>> begin Records

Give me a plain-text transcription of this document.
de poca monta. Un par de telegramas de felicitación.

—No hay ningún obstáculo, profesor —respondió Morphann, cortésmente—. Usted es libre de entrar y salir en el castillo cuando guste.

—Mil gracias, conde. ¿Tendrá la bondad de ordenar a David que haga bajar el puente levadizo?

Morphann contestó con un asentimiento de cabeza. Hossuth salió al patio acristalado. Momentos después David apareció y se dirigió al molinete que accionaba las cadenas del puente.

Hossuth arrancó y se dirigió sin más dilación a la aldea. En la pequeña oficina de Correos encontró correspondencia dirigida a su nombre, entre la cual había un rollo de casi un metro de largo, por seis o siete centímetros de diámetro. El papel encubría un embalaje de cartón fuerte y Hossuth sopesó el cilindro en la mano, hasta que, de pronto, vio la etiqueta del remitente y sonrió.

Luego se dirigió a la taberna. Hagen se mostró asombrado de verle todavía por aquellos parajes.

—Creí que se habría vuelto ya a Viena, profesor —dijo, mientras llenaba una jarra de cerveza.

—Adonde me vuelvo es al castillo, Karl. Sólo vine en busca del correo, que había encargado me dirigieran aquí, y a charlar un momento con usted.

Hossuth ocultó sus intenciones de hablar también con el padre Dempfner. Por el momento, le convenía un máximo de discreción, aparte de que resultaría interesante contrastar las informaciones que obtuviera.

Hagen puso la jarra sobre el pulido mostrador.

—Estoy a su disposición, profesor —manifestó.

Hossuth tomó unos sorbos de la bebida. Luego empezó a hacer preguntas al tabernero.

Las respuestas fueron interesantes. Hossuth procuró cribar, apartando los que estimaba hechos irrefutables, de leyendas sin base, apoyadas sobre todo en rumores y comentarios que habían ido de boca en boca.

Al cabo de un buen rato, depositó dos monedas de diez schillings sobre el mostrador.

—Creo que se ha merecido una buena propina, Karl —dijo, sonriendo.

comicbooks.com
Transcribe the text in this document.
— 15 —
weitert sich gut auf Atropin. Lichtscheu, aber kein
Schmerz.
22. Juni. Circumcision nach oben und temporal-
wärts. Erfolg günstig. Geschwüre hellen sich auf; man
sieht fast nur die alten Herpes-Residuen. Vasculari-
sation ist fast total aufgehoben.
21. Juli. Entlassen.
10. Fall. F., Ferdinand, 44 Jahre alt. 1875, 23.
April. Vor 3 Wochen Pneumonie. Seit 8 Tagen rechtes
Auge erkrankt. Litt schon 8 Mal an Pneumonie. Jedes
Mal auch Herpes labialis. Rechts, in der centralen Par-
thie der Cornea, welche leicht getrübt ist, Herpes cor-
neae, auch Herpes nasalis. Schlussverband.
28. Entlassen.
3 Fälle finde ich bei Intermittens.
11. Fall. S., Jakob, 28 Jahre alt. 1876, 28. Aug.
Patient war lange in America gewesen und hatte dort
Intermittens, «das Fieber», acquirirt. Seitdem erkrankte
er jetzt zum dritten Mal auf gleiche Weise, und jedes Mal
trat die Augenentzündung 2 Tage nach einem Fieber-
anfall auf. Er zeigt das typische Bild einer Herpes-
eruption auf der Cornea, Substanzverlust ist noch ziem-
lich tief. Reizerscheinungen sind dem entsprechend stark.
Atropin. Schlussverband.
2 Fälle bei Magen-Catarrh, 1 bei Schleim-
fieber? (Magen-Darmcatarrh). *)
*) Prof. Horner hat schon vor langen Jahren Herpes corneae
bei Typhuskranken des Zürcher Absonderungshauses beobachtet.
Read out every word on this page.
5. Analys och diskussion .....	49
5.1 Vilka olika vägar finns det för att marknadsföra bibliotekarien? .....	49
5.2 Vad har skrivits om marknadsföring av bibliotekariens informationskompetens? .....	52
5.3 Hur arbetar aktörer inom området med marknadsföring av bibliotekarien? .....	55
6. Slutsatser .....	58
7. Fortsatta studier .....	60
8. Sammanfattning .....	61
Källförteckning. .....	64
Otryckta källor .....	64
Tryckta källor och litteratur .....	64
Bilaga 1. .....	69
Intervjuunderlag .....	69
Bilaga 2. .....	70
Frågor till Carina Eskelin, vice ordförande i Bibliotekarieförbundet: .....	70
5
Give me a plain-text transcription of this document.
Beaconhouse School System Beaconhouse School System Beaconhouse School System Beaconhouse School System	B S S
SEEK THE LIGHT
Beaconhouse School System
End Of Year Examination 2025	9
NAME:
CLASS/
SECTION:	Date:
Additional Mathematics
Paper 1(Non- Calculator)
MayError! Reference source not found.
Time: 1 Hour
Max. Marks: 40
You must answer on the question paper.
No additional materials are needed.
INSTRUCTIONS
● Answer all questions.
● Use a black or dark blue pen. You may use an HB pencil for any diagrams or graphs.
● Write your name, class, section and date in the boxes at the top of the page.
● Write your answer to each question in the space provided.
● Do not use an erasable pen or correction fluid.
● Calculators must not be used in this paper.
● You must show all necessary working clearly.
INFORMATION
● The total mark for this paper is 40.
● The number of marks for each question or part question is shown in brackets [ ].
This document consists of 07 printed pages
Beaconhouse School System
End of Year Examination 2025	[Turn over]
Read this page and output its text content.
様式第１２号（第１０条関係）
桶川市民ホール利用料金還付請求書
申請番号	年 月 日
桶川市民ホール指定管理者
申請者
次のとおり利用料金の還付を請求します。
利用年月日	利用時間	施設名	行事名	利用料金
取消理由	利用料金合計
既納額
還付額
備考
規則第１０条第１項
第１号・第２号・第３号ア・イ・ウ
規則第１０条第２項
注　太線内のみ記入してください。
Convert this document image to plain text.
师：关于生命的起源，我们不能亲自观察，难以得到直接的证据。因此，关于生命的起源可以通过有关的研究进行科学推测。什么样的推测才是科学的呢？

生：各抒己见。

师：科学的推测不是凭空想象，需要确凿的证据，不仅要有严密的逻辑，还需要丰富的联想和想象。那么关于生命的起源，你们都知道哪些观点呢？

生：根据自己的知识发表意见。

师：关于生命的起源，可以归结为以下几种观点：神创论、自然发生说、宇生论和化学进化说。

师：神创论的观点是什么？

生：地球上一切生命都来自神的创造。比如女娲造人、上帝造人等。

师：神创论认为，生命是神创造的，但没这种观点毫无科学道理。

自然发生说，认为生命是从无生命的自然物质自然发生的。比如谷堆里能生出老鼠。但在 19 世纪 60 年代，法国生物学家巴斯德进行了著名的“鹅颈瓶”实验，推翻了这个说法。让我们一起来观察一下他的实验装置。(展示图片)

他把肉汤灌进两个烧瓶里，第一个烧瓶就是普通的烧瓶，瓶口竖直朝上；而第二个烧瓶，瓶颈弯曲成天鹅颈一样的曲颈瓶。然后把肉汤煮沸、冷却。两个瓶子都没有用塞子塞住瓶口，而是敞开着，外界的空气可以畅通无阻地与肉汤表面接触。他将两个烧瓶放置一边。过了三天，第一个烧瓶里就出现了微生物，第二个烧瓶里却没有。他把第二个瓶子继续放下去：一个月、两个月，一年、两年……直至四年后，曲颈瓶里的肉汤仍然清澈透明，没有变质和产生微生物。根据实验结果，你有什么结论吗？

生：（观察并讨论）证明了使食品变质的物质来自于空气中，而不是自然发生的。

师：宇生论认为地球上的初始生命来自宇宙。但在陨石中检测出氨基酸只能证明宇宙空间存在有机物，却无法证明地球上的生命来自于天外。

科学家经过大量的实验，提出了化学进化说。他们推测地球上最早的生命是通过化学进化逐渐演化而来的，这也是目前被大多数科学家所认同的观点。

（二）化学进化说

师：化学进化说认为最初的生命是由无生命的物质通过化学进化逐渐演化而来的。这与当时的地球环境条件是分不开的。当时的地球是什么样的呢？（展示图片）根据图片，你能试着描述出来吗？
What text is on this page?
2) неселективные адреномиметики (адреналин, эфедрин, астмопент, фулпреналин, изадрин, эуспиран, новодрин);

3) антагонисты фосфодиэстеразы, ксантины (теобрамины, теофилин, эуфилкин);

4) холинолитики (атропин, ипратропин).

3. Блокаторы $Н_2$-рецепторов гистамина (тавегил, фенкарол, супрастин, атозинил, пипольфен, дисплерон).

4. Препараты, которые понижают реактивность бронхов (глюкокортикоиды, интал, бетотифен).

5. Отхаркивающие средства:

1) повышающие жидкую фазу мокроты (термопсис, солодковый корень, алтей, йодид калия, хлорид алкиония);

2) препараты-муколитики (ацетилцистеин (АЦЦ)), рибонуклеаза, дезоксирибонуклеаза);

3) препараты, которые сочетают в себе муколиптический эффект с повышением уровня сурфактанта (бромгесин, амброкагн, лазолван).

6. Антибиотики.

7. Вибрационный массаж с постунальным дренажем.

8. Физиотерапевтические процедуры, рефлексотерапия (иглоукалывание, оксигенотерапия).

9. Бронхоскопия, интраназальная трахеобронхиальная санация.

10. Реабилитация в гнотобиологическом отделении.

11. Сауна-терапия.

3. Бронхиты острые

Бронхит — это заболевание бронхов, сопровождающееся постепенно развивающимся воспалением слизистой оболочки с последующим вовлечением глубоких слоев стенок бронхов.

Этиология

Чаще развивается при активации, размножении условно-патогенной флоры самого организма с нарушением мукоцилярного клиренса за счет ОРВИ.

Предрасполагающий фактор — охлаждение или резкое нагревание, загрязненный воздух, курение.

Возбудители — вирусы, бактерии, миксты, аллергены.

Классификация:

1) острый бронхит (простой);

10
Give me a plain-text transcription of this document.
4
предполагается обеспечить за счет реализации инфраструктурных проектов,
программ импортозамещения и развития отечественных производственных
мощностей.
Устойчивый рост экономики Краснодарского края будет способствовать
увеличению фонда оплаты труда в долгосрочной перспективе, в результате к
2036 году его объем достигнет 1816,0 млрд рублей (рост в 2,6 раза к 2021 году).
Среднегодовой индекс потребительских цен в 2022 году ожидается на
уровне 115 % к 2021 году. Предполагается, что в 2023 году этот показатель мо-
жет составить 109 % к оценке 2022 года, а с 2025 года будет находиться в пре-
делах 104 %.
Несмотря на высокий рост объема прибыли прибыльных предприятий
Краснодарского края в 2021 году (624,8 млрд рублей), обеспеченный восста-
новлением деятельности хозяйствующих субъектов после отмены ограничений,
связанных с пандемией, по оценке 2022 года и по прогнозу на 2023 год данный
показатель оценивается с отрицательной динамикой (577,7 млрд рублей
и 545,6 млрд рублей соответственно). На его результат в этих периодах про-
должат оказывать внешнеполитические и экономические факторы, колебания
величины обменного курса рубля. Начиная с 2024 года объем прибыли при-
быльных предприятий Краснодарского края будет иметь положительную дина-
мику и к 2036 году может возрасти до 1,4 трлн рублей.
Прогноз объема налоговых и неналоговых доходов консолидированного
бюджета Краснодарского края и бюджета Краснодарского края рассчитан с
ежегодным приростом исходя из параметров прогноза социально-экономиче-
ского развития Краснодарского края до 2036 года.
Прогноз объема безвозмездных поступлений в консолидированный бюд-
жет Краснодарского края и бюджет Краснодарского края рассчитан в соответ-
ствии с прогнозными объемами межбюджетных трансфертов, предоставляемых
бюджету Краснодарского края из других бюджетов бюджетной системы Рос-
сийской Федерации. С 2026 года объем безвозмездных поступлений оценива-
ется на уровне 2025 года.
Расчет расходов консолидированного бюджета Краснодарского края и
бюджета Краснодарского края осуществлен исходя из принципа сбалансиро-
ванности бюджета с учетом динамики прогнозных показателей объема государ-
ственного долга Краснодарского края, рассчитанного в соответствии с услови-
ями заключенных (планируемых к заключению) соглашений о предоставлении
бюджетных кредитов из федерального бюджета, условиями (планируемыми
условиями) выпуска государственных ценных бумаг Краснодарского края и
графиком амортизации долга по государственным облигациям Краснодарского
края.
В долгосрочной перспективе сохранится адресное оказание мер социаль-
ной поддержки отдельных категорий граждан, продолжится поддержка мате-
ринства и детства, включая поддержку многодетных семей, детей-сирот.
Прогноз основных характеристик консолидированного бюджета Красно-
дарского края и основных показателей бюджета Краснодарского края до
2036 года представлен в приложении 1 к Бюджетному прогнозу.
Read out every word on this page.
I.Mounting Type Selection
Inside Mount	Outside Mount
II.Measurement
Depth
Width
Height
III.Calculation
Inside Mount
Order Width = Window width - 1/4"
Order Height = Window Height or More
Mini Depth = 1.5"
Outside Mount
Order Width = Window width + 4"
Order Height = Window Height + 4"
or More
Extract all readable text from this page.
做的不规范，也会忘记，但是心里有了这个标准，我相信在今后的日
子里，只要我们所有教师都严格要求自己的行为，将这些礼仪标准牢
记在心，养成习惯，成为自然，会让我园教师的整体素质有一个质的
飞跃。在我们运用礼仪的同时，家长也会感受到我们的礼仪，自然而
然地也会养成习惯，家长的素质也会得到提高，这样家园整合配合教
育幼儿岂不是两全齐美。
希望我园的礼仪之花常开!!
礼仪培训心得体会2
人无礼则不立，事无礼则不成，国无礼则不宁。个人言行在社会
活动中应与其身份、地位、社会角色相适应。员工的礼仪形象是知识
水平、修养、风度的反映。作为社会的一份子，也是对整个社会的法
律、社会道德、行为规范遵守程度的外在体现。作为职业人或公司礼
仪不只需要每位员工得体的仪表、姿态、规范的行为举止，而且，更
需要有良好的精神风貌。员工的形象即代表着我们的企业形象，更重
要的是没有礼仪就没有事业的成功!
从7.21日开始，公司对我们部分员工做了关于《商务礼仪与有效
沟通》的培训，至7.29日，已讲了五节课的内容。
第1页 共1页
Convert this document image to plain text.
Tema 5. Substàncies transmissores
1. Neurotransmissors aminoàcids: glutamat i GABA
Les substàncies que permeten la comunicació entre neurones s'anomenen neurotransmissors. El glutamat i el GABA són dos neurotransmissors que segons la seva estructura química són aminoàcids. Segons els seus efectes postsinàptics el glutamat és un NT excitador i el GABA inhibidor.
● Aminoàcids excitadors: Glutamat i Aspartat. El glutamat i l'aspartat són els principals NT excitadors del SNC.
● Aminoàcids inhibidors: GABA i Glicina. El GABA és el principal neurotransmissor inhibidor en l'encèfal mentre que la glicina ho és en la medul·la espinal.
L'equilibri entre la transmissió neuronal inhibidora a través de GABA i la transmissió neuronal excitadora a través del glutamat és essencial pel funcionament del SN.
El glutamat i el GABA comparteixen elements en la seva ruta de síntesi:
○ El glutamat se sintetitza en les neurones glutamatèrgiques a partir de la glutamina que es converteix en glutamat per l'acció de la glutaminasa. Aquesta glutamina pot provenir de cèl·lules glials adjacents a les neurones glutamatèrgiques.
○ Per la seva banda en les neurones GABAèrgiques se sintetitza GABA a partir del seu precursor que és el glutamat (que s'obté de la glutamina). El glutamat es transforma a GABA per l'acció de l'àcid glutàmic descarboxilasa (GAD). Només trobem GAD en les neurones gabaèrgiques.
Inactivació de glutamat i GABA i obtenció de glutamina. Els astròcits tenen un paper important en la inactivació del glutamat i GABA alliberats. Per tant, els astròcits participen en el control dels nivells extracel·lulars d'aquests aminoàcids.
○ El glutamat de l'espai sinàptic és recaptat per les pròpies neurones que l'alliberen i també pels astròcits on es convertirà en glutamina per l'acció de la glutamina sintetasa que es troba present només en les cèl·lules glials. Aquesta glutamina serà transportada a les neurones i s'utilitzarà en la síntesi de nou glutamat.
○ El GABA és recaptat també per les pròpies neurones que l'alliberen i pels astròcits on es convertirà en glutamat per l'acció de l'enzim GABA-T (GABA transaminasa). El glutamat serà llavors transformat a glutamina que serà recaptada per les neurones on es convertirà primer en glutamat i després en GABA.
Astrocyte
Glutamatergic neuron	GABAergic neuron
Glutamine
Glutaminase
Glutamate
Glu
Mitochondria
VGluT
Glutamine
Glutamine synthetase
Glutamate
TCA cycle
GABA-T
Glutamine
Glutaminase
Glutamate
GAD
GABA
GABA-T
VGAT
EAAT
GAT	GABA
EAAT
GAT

>> end Records

Description of the task: Find the word "развития" in the material, then list each line that holds it.

Solution to this exercise:
программ импортозамещения и развития отечественных производственных
ского развития Краснодарского края до 2036 года.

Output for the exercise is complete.